* Action item:
In how many lines of the listing below does "Uebel" appear? Give only the figure.

* Input records:
________________________________________

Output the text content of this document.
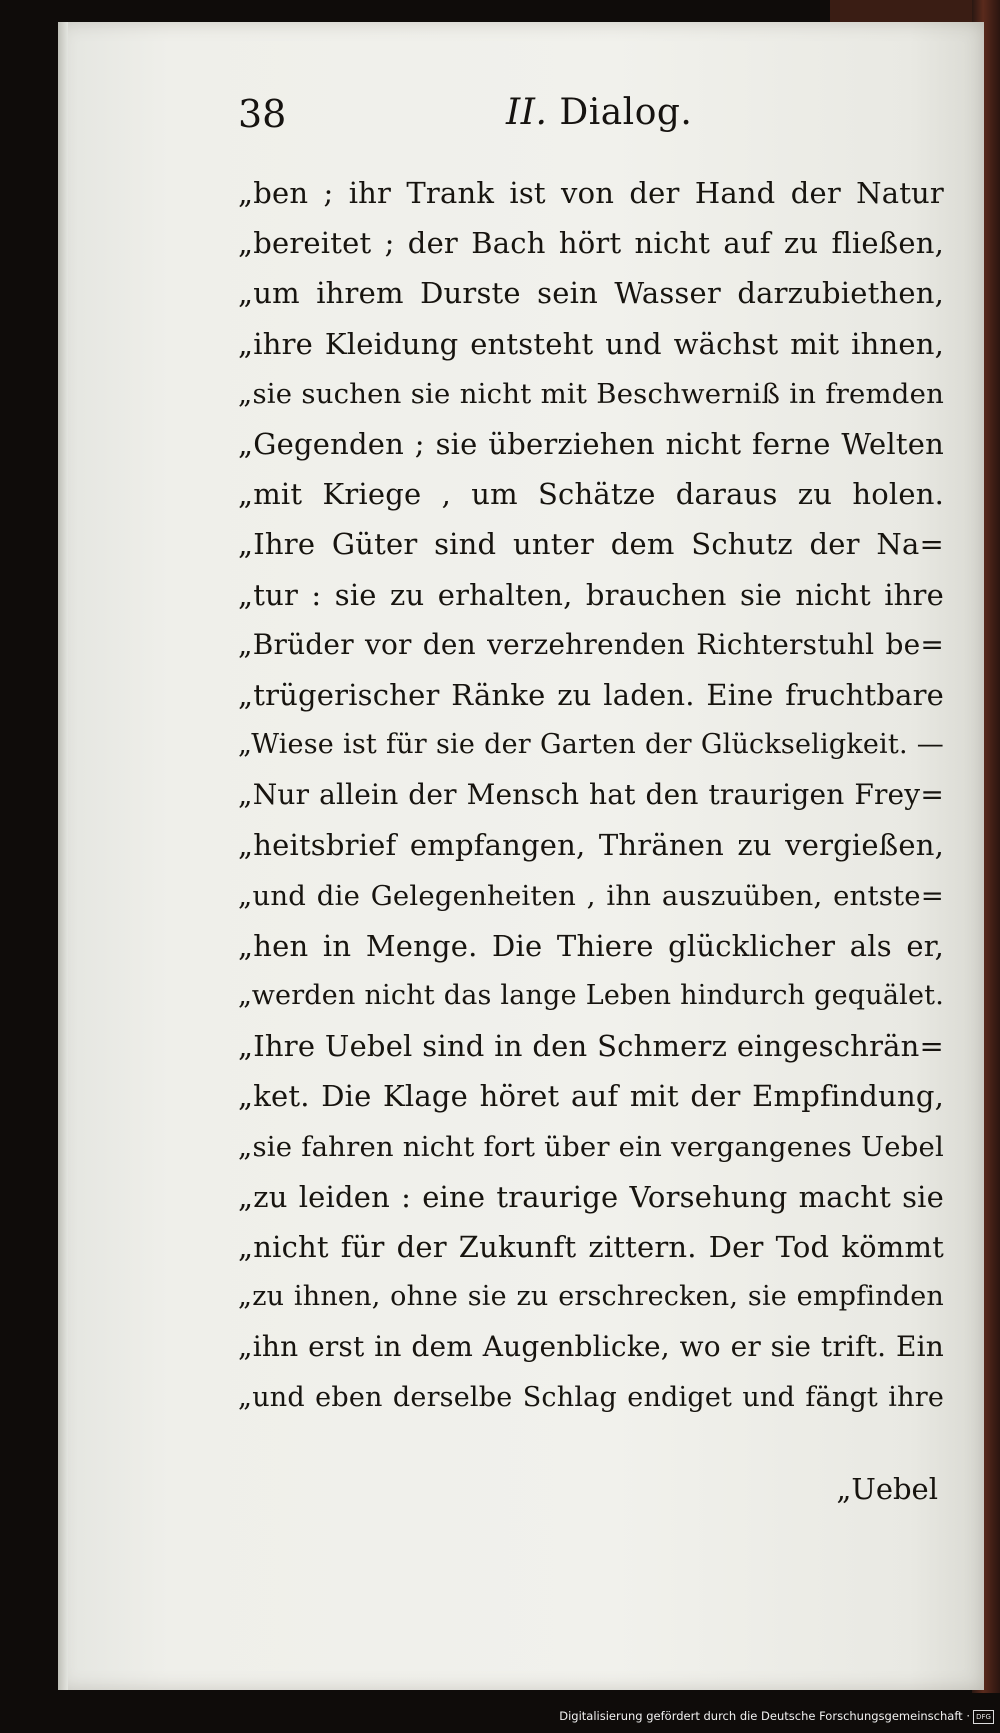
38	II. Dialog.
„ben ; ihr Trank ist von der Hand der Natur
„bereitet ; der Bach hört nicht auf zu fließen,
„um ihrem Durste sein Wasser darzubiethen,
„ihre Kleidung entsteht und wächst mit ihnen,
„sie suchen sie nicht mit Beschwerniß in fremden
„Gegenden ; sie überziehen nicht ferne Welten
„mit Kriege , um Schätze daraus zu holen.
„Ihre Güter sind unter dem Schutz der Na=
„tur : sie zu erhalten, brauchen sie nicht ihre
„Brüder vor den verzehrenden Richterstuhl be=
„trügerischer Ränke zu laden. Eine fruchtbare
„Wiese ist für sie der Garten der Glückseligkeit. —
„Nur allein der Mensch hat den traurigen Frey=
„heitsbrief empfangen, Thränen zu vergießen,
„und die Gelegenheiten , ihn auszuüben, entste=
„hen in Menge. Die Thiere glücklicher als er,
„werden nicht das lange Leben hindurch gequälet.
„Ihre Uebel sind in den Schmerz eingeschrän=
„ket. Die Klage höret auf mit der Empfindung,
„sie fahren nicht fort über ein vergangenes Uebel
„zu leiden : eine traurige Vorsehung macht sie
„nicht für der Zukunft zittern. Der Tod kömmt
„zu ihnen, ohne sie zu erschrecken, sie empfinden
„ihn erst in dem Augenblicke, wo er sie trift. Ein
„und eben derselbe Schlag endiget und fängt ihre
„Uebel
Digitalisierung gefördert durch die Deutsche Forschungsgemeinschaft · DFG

________________________________________

* Answer:
3